- [Requirements]: Each line below must be set down exactly; omit any image you find.

Data extracted from a collection
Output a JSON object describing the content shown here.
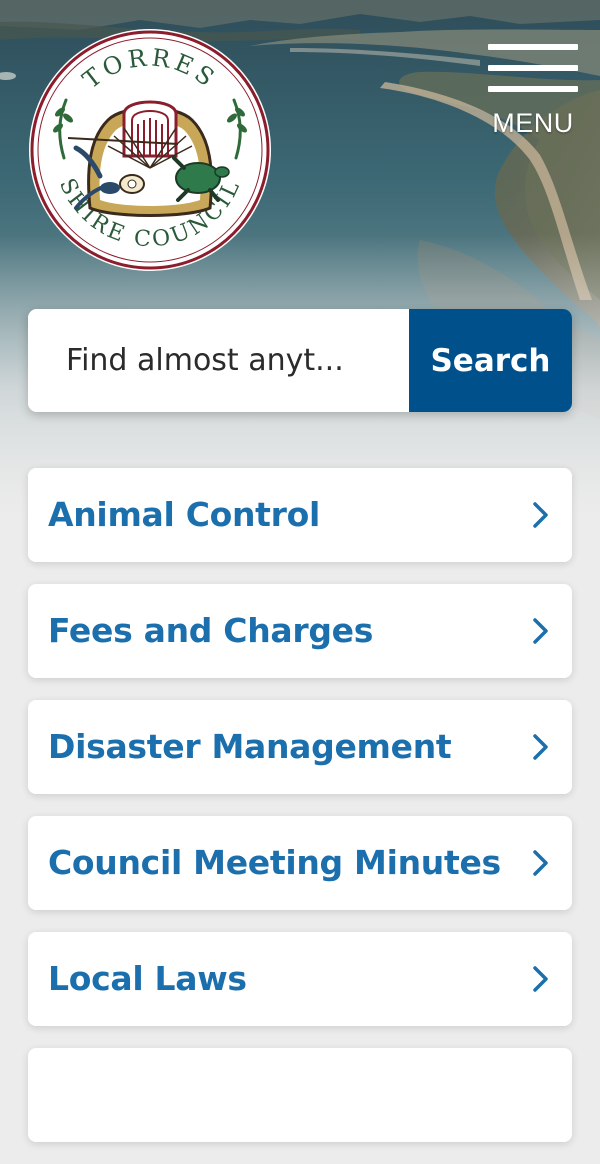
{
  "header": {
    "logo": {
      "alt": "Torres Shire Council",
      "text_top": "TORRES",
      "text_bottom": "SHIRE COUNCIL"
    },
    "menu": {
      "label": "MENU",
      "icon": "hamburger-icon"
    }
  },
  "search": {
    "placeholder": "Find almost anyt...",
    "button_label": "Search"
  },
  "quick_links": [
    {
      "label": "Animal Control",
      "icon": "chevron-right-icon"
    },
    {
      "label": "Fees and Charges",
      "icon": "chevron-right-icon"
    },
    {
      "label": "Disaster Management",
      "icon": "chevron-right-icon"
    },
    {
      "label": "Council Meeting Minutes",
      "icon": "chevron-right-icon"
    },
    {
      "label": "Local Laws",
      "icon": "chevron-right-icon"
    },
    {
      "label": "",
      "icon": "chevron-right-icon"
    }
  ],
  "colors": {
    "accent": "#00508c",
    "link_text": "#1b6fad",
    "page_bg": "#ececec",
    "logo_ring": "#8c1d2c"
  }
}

- [Result of this exercise]:
Output a JSON object describing the content shown here.
{
  "header": {
    "logo": {
      "alt": "Torres Shire Council",
      "text_top": "TORRES",
      "text_bottom": "SHIRE COUNCIL"
    },
    "menu": {
      "label": "MENU",
      "icon": "hamburger-icon"
    }
  },
  "search": {
    "placeholder": "Find almost anyt...",
    "button_label": "Search"
  },
  "quick_links": [
    {
      "label": "Animal Control",
      "icon": "chevron-right-icon"
    },
    {
      "label": "Fees and Charges",
      "icon": "chevron-right-icon"
    },
    {
      "label": "Disaster Management",
      "icon": "chevron-right-icon"
    },
    {
      "label": "Council Meeting Minutes",
      "icon": "chevron-right-icon"
    },
    {
      "label": "Local Laws",
      "icon": "chevron-right-icon"
    },
    {
      "label": "",
      "icon": "chevron-right-icon"
    }
  ],
  "colors": {
    "accent": "#00508c",
    "link_text": "#1b6fad",
    "page_bg": "#ececec",
    "logo_ring": "#8c1d2c"
  }
}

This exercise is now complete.